━━━━━ Dataset entries ━━━━━

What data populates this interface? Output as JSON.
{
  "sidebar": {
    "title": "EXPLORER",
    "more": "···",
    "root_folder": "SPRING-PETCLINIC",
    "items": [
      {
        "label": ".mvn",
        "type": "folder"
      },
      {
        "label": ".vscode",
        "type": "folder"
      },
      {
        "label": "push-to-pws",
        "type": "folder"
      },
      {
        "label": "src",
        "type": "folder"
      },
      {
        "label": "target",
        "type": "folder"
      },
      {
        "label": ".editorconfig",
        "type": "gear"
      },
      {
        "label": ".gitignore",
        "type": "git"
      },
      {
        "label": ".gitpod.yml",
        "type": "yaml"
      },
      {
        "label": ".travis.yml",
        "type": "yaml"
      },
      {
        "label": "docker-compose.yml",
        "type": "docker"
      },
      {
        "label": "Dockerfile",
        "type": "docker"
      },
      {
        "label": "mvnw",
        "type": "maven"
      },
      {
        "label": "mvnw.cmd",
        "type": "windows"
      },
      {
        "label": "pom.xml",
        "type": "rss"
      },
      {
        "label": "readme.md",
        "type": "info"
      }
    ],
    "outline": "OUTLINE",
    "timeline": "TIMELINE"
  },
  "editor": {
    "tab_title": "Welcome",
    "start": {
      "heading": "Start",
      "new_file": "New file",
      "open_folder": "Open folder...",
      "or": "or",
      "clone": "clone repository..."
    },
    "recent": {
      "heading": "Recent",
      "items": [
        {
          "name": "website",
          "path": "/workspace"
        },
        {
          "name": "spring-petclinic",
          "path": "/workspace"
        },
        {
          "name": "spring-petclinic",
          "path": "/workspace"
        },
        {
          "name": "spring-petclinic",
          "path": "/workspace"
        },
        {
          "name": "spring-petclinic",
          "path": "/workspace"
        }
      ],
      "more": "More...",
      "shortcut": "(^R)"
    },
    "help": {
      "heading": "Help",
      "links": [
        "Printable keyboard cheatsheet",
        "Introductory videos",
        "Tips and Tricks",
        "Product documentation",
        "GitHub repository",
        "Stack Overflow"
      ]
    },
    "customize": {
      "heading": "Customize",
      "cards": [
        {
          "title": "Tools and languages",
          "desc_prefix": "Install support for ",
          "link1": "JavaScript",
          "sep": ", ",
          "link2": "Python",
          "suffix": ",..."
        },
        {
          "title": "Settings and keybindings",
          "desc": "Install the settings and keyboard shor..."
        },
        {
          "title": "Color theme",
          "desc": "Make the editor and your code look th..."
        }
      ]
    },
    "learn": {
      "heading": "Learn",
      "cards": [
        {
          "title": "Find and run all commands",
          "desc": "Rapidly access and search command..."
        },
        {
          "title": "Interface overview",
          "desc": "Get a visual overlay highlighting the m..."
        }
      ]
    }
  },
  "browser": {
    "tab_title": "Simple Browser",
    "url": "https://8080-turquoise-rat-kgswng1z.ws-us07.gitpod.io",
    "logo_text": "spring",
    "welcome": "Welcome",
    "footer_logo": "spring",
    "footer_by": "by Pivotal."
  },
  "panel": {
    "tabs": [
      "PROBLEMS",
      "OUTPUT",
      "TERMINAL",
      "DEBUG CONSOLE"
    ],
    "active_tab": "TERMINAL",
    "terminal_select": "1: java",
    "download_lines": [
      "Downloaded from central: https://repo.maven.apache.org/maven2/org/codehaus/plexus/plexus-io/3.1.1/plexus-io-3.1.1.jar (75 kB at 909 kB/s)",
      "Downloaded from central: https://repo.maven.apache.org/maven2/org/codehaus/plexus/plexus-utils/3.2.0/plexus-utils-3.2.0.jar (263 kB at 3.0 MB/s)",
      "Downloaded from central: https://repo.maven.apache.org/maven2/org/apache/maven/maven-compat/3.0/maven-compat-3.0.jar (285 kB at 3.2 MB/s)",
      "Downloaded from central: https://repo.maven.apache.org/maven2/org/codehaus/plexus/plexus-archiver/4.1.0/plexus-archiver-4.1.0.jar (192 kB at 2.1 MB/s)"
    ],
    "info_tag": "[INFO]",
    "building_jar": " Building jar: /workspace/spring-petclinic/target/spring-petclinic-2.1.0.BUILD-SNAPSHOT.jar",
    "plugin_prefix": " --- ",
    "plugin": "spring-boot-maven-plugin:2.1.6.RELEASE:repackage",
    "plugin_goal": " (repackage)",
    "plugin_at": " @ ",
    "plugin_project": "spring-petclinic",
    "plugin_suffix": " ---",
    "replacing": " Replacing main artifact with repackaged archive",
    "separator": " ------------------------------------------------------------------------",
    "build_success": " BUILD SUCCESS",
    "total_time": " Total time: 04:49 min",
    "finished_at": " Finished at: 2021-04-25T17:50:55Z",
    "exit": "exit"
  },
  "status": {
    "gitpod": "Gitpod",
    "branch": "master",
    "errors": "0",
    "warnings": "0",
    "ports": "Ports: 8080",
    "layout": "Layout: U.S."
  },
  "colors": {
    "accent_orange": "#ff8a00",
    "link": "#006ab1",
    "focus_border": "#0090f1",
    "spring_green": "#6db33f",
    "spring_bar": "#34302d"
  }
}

━━━━━

• _What to work on_
Return the listing above in its exact form.

• _Result_
What data populates this interface? Output as JSON.
{
  "sidebar": {
    "title": "EXPLORER",
    "more": "···",
    "root_folder": "SPRING-PETCLINIC",
    "items": [
      {
        "label": ".mvn",
        "type": "folder"
      },
      {
        "label": ".vscode",
        "type": "folder"
      },
      {
        "label": "push-to-pws",
        "type": "folder"
      },
      {
        "label": "src",
        "type": "folder"
      },
      {
        "label": "target",
        "type": "folder"
      },
      {
        "label": ".editorconfig",
        "type": "gear"
      },
      {
        "label": ".gitignore",
        "type": "git"
      },
      {
        "label": ".gitpod.yml",
        "type": "yaml"
      },
      {
        "label": ".travis.yml",
        "type": "yaml"
      },
      {
        "label": "docker-compose.yml",
        "type": "docker"
      },
      {
        "label": "Dockerfile",
        "type": "docker"
      },
      {
        "label": "mvnw",
        "type": "maven"
      },
      {
        "label": "mvnw.cmd",
        "type": "windows"
      },
      {
        "label": "pom.xml",
        "type": "rss"
      },
      {
        "label": "readme.md",
        "type": "info"
      }
    ],
    "outline": "OUTLINE",
    "timeline": "TIMELINE"
  },
  "editor": {
    "tab_title": "Welcome",
    "start": {
      "heading": "Start",
      "new_file": "New file",
      "open_folder": "Open folder...",
      "or": "or",
      "clone": "clone repository..."
    },
    "recent": {
      "heading": "Recent",
      "items": [
        {
          "name": "website",
          "path": "/workspace"
        },
        {
          "name": "spring-petclinic",
          "path": "/workspace"
        },
        {
          "name": "spring-petclinic",
          "path": "/workspace"
        },
        {
          "name": "spring-petclinic",
          "path": "/workspace"
        },
        {
          "name": "spring-petclinic",
          "path": "/workspace"
        }
      ],
      "more": "More...",
      "shortcut": "(^R)"
    },
    "help": {
      "heading": "Help",
      "links": [
        "Printable keyboard cheatsheet",
        "Introductory videos",
        "Tips and Tricks",
        "Product documentation",
        "GitHub repository",
        "Stack Overflow"
      ]
    },
    "customize": {
      "heading": "Customize",
      "cards": [
        {
          "title": "Tools and languages",
          "desc_prefix": "Install support for ",
          "link1": "JavaScript",
          "sep": ", ",
          "link2": "Python",
          "suffix": ",..."
        },
        {
          "title": "Settings and keybindings",
          "desc": "Install the settings and keyboard shor..."
        },
        {
          "title": "Color theme",
          "desc": "Make the editor and your code look th..."
        }
      ]
    },
    "learn": {
      "heading": "Learn",
      "cards": [
        {
          "title": "Find and run all commands",
          "desc": "Rapidly access and search command..."
        },
        {
          "title": "Interface overview",
          "desc": "Get a visual overlay highlighting the m..."
        }
      ]
    }
  },
  "browser": {
    "tab_title": "Simple Browser",
    "url": "https://8080-turquoise-rat-kgswng1z.ws-us07.gitpod.io",
    "logo_text": "spring",
    "welcome": "Welcome",
    "footer_logo": "spring",
    "footer_by": "by Pivotal."
  },
  "panel": {
    "tabs": [
      "PROBLEMS",
      "OUTPUT",
      "TERMINAL",
      "DEBUG CONSOLE"
    ],
    "active_tab": "TERMINAL",
    "terminal_select": "1: java",
    "download_lines": [
      "Downloaded from central: https://repo.maven.apache.org/maven2/org/codehaus/plexus/plexus-io/3.1.1/plexus-io-3.1.1.jar (75 kB at 909 kB/s)",
      "Downloaded from central: https://repo.maven.apache.org/maven2/org/codehaus/plexus/plexus-utils/3.2.0/plexus-utils-3.2.0.jar (263 kB at 3.0 MB/s)",
      "Downloaded from central: https://repo.maven.apache.org/maven2/org/apache/maven/maven-compat/3.0/maven-compat-3.0.jar (285 kB at 3.2 MB/s)",
      "Downloaded from central: https://repo.maven.apache.org/maven2/org/codehaus/plexus/plexus-archiver/4.1.0/plexus-archiver-4.1.0.jar (192 kB at 2.1 MB/s)"
    ],
    "info_tag": "[INFO]",
    "building_jar": " Building jar: /workspace/spring-petclinic/target/spring-petclinic-2.1.0.BUILD-SNAPSHOT.jar",
    "plugin_prefix": " --- ",
    "plugin": "spring-boot-maven-plugin:2.1.6.RELEASE:repackage",
    "plugin_goal": " (repackage)",
    "plugin_at": " @ ",
    "plugin_project": "spring-petclinic",
    "plugin_suffix": " ---",
    "replacing": " Replacing main artifact with repackaged archive",
    "separator": " ------------------------------------------------------------------------",
    "build_success": " BUILD SUCCESS",
    "total_time": " Total time: 04:49 min",
    "finished_at": " Finished at: 2021-04-25T17:50:55Z",
    "exit": "exit"
  },
  "status": {
    "gitpod": "Gitpod",
    "branch": "master",
    "errors": "0",
    "warnings": "0",
    "ports": "Ports: 8080",
    "layout": "Layout: U.S."
  },
  "colors": {
    "accent_orange": "#ff8a00",
    "link": "#006ab1",
    "focus_border": "#0090f1",
    "spring_green": "#6db33f",
    "spring_bar": "#34302d"
  }
}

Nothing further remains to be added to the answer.